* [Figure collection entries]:
##############################

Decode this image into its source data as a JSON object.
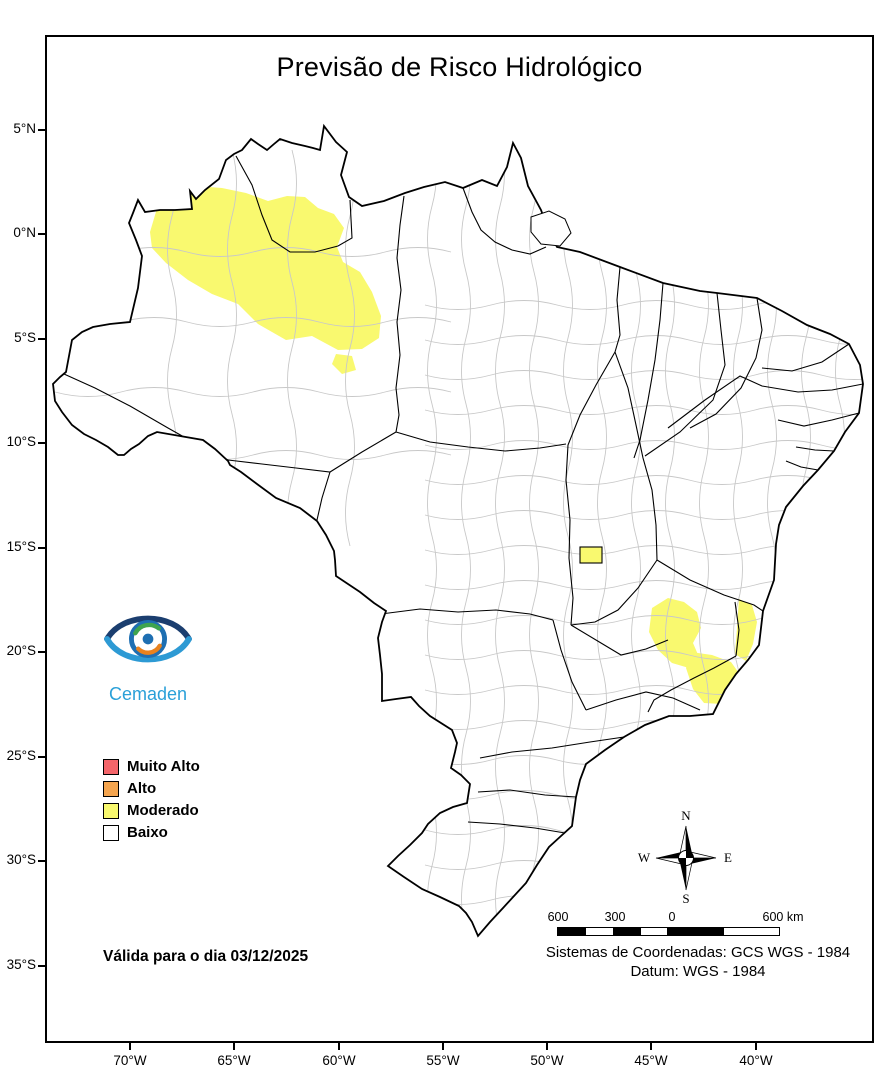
{
  "title": "Previsão de Risco Hidrológico",
  "axes": {
    "lat_ticks": [
      "5°N",
      "0°N",
      "5°S",
      "10°S",
      "15°S",
      "20°S",
      "25°S",
      "30°S",
      "35°S"
    ],
    "lon_ticks": [
      "70°W",
      "65°W",
      "60°W",
      "55°W",
      "50°W",
      "45°W",
      "40°W"
    ]
  },
  "legend": {
    "items": [
      {
        "label": "Muito Alto",
        "color": "#F4656A"
      },
      {
        "label": "Alto",
        "color": "#F5A54F"
      },
      {
        "label": "Moderado",
        "color": "#F9F96F"
      },
      {
        "label": "Baixo",
        "color": "#FFFFFF"
      }
    ]
  },
  "logo": {
    "name": "Cemaden"
  },
  "validity_text": "Válida para o dia 03/12/2025",
  "compass": {
    "n": "N",
    "e": "E",
    "s": "S",
    "w": "W"
  },
  "scalebar": {
    "labels": [
      "600",
      "300",
      "0",
      "600 km"
    ]
  },
  "datum": {
    "line1": "Sistemas de Coordenadas: GCS WGS - 1984",
    "line2": "Datum: WGS - 1984"
  },
  "map_colors": {
    "boundary_state": "#000000",
    "boundary_municipal": "#C8C8C8",
    "land": "#FFFFFF"
  }
}
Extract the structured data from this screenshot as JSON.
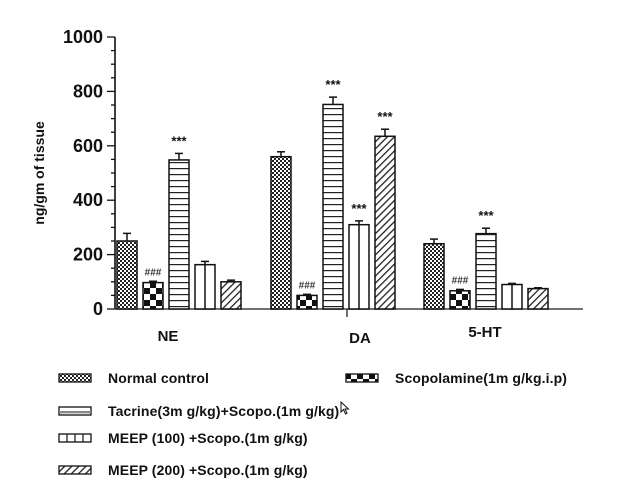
{
  "chart_data": {
    "type": "bar",
    "title": "",
    "xlabel": "",
    "ylabel": "ng/gm of tissue",
    "ylim": [
      0,
      1000
    ],
    "yticks": [
      "0",
      "200",
      "400",
      "600",
      "800",
      "1000"
    ],
    "ytick_values": [
      0,
      200,
      400,
      600,
      800,
      1000
    ],
    "minor_tick_step": 50,
    "grid": false,
    "categories": [
      "NE",
      "DA",
      "5-HT"
    ],
    "series": [
      {
        "name": "Normal control",
        "pattern": "checker-fine",
        "values": [
          250,
          560,
          240
        ],
        "errors": [
          28,
          18,
          17
        ],
        "annotations": [
          "",
          "",
          ""
        ]
      },
      {
        "name": "Scopolamine(1m g/kg.i.p)",
        "pattern": "checker-coarse",
        "values": [
          97,
          50,
          67
        ],
        "errors": [
          5,
          4,
          5
        ],
        "annotations": [
          "###",
          "###",
          "###"
        ]
      },
      {
        "name": "Tacrine(3m g/kg)+Scopo.(1m g/kg)",
        "pattern": "horizontal",
        "values": [
          548,
          752,
          277
        ],
        "errors": [
          24,
          27,
          20
        ],
        "annotations": [
          "***",
          "***",
          "***"
        ]
      },
      {
        "name": "MEEP (100) +Scopo.(1m g/kg)",
        "pattern": "vertical",
        "values": [
          163,
          310,
          90
        ],
        "errors": [
          12,
          14,
          4
        ],
        "annotations": [
          "",
          "***",
          ""
        ]
      },
      {
        "name": "MEEP (200) +Scopo.(1m g/kg)",
        "pattern": "diagonal",
        "values": [
          100,
          635,
          75
        ],
        "errors": [
          6,
          26,
          3
        ],
        "annotations": [
          "",
          "***",
          ""
        ]
      }
    ],
    "legend_position": "bottom"
  },
  "legend": [
    {
      "label": "Normal control"
    },
    {
      "label": "Scopolamine(1m g/kg.i.p)"
    },
    {
      "label": "Tacrine(3m g/kg)+Scopo.(1m g/kg)"
    },
    {
      "label": "MEEP (100) +Scopo.(1m g/kg)"
    },
    {
      "label": "MEEP (200) +Scopo.(1m g/kg)"
    }
  ],
  "colors": {
    "ink": "#111111",
    "background": "#ffffff"
  }
}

##############################

* [Instructions for the task]: Give the data above again in full and unchanged, skipping the pictures.

* [The response]:
Decode this image into its source data as a JSON object.
{
  "title": "Previsão de Risco Hidrológico",
  "axes": {
    "lat_ticks": [
      "5°N",
      "0°N",
      "5°S",
      "10°S",
      "15°S",
      "20°S",
      "25°S",
      "30°S",
      "35°S"
    ],
    "lon_ticks": [
      "70°W",
      "65°W",
      "60°W",
      "55°W",
      "50°W",
      "45°W",
      "40°W"
    ]
  },
  "legend": {
    "items": [
      {
        "label": "Muito Alto",
        "color": "#F4656A"
      },
      {
        "label": "Alto",
        "color": "#F5A54F"
      },
      {
        "label": "Moderado",
        "color": "#F9F96F"
      },
      {
        "label": "Baixo",
        "color": "#FFFFFF"
      }
    ]
  },
  "logo": {
    "name": "Cemaden"
  },
  "validity_text": "Válida para o dia 03/12/2025",
  "compass": {
    "n": "N",
    "e": "E",
    "s": "S",
    "w": "W"
  },
  "scalebar": {
    "labels": [
      "600",
      "300",
      "0",
      "600 km"
    ]
  },
  "datum": {
    "line1": "Sistemas de Coordenadas: GCS WGS - 1984",
    "line2": "Datum: WGS - 1984"
  },
  "map_colors": {
    "boundary_state": "#000000",
    "boundary_municipal": "#C8C8C8",
    "land": "#FFFFFF"
  }
}
Extract the structured data from this screenshot as JSON.
{
  "chart_data": {
    "type": "bar",
    "title": "",
    "xlabel": "",
    "ylabel": "ng/gm of tissue",
    "ylim": [
      0,
      1000
    ],
    "yticks": [
      "0",
      "200",
      "400",
      "600",
      "800",
      "1000"
    ],
    "ytick_values": [
      0,
      200,
      400,
      600,
      800,
      1000
    ],
    "minor_tick_step": 50,
    "grid": false,
    "categories": [
      "NE",
      "DA",
      "5-HT"
    ],
    "series": [
      {
        "name": "Normal control",
        "pattern": "checker-fine",
        "values": [
          250,
          560,
          240
        ],
        "errors": [
          28,
          18,
          17
        ],
        "annotations": [
          "",
          "",
          ""
        ]
      },
      {
        "name": "Scopolamine(1m g/kg.i.p)",
        "pattern": "checker-coarse",
        "values": [
          97,
          50,
          67
        ],
        "errors": [
          5,
          4,
          5
        ],
        "annotations": [
          "###",
          "###",
          "###"
        ]
      },
      {
        "name": "Tacrine(3m g/kg)+Scopo.(1m g/kg)",
        "pattern": "horizontal",
        "values": [
          548,
          752,
          277
        ],
        "errors": [
          24,
          27,
          20
        ],
        "annotations": [
          "***",
          "***",
          "***"
        ]
      },
      {
        "name": "MEEP (100) +Scopo.(1m g/kg)",
        "pattern": "vertical",
        "values": [
          163,
          310,
          90
        ],
        "errors": [
          12,
          14,
          4
        ],
        "annotations": [
          "",
          "***",
          ""
        ]
      },
      {
        "name": "MEEP (200) +Scopo.(1m g/kg)",
        "pattern": "diagonal",
        "values": [
          100,
          635,
          75
        ],
        "errors": [
          6,
          26,
          3
        ],
        "annotations": [
          "",
          "***",
          ""
        ]
      }
    ],
    "legend_position": "bottom"
  },
  "legend": [
    {
      "label": "Normal control"
    },
    {
      "label": "Scopolamine(1m g/kg.i.p)"
    },
    {
      "label": "Tacrine(3m g/kg)+Scopo.(1m g/kg)"
    },
    {
      "label": "MEEP (100) +Scopo.(1m g/kg)"
    },
    {
      "label": "MEEP (200) +Scopo.(1m g/kg)"
    }
  ],
  "colors": {
    "ink": "#111111",
    "background": "#ffffff"
  }
}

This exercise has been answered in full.